Task to carry out → Determine the number of lines holding the word "external"; answer with that number only.
--- BEGIN ---
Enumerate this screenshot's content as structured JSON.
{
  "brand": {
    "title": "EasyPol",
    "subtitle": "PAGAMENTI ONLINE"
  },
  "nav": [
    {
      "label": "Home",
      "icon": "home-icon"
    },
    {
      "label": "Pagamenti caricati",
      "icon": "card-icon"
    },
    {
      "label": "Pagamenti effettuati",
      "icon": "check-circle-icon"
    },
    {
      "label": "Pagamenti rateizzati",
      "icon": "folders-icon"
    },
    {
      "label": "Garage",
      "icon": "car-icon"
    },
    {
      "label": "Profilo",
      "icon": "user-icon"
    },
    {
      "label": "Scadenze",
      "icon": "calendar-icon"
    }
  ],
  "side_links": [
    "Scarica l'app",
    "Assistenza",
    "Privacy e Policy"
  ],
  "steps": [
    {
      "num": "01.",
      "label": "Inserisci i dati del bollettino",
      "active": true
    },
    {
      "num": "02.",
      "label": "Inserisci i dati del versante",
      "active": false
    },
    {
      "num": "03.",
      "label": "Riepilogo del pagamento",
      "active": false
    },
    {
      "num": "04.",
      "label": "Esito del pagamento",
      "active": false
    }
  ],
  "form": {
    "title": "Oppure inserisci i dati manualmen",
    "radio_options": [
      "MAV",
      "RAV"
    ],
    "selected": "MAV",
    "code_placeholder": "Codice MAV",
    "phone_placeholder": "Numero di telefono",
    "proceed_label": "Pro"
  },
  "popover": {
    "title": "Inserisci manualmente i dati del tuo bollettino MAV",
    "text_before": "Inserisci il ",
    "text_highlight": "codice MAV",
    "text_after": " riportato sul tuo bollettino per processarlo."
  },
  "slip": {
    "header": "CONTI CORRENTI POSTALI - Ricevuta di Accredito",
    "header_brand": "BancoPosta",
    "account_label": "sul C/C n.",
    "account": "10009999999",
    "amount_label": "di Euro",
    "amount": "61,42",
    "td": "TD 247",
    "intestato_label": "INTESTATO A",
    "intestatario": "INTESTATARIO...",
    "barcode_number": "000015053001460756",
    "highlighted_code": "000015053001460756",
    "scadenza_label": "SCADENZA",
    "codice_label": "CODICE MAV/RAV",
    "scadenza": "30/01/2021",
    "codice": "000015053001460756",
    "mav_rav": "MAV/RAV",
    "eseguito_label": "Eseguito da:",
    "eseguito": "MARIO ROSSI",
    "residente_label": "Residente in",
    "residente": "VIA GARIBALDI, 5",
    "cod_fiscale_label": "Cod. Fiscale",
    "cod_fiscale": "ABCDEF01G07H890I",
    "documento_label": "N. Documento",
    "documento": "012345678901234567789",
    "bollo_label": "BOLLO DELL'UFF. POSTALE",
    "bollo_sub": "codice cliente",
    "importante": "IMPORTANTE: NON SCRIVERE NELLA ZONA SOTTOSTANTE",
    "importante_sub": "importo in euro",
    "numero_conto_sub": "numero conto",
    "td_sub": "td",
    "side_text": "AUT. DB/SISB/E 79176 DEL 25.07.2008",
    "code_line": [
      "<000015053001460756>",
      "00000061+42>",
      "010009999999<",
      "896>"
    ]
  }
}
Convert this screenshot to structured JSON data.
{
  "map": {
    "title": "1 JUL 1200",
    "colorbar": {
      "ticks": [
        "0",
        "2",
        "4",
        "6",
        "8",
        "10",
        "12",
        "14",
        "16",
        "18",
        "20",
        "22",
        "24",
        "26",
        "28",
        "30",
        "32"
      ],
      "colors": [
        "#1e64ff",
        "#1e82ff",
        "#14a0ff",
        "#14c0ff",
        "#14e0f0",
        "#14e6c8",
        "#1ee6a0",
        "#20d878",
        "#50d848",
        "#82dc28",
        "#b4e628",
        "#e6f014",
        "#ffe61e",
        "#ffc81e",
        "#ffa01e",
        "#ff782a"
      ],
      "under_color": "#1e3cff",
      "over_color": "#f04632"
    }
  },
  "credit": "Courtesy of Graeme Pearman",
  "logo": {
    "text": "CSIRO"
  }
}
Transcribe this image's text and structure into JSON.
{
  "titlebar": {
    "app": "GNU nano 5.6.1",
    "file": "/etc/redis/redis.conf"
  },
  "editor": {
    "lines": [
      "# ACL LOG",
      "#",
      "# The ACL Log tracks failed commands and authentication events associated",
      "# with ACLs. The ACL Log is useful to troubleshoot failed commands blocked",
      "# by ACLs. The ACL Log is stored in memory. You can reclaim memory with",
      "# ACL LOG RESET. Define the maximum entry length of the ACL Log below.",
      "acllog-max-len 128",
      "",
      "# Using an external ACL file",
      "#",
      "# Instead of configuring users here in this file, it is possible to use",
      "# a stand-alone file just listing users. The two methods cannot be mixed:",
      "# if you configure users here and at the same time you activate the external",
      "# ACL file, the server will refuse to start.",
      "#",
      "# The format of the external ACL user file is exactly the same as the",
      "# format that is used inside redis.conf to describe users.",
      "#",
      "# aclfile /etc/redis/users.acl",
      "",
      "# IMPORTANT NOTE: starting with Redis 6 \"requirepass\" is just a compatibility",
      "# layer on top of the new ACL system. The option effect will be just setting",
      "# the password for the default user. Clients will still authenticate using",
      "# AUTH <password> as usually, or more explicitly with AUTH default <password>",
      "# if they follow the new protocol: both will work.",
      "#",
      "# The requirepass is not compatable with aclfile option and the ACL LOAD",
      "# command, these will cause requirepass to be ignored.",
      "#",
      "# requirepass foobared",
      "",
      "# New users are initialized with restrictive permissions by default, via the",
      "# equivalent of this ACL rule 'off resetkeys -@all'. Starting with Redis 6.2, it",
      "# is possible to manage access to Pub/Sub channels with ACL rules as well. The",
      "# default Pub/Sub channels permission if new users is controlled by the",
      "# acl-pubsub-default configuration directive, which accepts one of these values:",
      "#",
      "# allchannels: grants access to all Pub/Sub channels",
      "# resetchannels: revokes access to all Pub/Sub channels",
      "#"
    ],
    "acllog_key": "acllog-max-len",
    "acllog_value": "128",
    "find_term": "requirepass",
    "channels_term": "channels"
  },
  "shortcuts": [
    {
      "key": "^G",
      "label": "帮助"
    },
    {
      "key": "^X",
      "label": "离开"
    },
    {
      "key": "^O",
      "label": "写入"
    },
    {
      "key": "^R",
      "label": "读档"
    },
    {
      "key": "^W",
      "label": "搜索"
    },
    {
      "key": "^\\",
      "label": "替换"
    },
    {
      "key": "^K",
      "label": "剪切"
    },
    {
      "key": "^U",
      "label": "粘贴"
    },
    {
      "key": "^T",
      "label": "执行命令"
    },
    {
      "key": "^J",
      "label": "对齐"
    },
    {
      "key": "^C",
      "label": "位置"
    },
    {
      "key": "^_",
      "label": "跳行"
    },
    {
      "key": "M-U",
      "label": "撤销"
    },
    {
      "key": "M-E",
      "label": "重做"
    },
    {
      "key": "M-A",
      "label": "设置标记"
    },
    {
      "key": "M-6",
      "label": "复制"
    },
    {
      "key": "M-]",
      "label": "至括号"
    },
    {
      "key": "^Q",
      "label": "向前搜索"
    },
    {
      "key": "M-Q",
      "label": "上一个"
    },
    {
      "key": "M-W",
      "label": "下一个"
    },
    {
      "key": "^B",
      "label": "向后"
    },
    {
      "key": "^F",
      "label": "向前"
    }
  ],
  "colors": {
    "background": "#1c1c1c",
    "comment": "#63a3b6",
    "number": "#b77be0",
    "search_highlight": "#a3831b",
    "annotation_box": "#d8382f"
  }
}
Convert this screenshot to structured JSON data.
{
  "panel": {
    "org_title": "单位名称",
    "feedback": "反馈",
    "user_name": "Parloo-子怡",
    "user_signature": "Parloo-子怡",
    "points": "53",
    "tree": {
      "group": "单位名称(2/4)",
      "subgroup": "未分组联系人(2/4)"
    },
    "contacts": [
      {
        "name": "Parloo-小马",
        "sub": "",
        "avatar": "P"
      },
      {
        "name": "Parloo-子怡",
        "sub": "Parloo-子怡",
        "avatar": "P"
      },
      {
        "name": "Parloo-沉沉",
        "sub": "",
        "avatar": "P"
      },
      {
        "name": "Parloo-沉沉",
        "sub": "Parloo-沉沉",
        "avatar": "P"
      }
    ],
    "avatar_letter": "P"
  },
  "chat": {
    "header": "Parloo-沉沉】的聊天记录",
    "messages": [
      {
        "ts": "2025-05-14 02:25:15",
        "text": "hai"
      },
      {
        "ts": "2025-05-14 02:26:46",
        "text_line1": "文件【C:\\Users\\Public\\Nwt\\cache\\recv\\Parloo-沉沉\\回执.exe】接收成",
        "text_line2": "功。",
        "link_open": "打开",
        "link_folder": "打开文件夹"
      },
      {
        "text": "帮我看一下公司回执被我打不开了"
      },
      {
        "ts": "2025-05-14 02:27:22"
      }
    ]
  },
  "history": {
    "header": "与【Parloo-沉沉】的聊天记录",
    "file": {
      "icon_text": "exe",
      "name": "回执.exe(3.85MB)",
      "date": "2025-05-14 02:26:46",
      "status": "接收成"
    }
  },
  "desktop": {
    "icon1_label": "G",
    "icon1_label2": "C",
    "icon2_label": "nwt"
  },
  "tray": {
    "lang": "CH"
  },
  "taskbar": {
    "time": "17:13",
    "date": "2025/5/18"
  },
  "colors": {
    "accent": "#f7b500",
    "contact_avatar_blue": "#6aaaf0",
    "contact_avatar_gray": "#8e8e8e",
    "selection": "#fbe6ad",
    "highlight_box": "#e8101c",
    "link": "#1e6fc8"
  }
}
--- END ---
Answer to the task → 3